Collected data
++++
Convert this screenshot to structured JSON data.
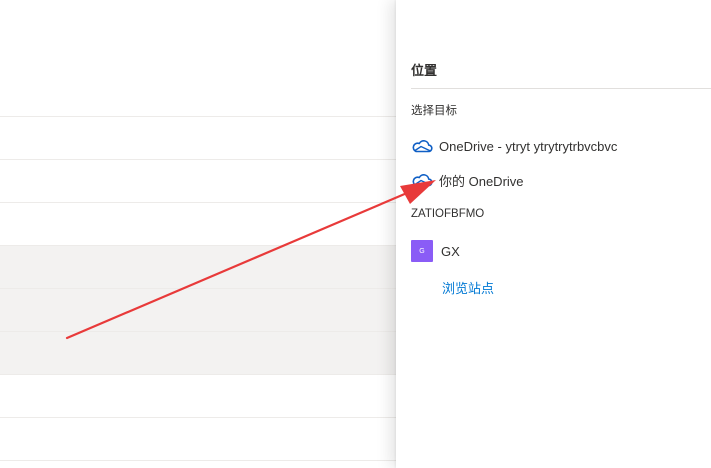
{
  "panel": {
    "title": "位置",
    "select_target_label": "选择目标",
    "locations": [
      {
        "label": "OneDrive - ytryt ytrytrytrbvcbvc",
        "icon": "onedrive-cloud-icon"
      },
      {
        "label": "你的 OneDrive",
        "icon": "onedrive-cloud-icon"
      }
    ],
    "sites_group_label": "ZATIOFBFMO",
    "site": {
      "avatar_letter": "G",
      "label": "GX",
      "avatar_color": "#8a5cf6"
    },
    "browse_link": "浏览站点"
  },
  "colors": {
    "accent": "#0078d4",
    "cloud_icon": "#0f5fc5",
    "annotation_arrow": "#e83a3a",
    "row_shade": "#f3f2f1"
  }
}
++++
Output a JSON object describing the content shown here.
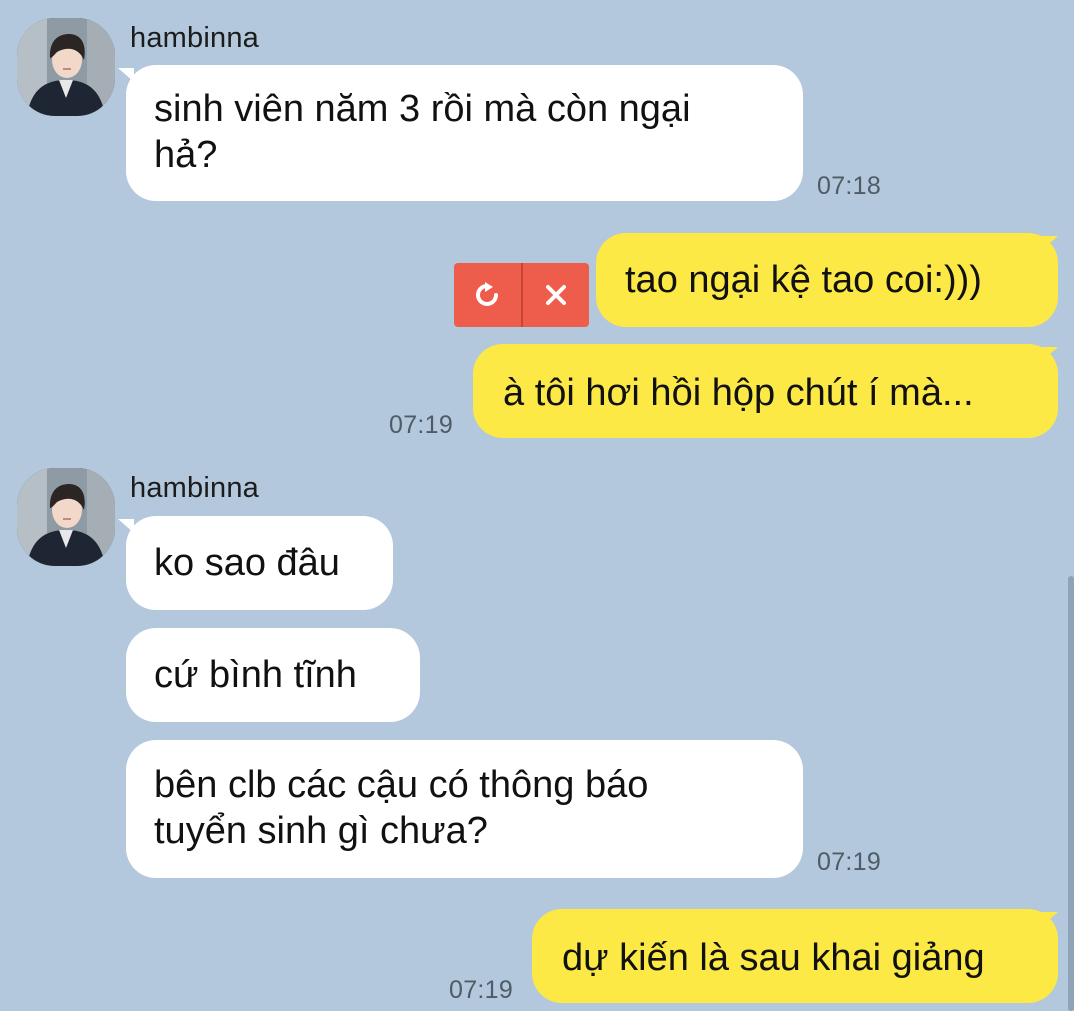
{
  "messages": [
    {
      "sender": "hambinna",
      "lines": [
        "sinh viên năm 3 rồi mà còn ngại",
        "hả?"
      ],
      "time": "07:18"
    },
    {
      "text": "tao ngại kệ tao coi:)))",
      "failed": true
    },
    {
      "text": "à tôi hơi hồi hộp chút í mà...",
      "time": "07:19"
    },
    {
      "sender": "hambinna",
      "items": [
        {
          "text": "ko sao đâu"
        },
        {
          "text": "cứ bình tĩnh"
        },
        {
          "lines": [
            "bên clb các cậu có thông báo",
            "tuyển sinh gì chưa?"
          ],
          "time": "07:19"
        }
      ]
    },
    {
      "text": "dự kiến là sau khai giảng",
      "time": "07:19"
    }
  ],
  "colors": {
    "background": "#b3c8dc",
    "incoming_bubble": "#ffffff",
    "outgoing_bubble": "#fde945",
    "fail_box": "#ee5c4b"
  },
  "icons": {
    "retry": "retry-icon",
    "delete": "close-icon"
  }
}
++++
YOUR GOAL. Look through the entries above and list every line containing "sinh".

ANSWER TO THE EXERCISE.
        "sinh viên năm 3 rồi mà còn ngại",
            "tuyển sinh gì chưa?"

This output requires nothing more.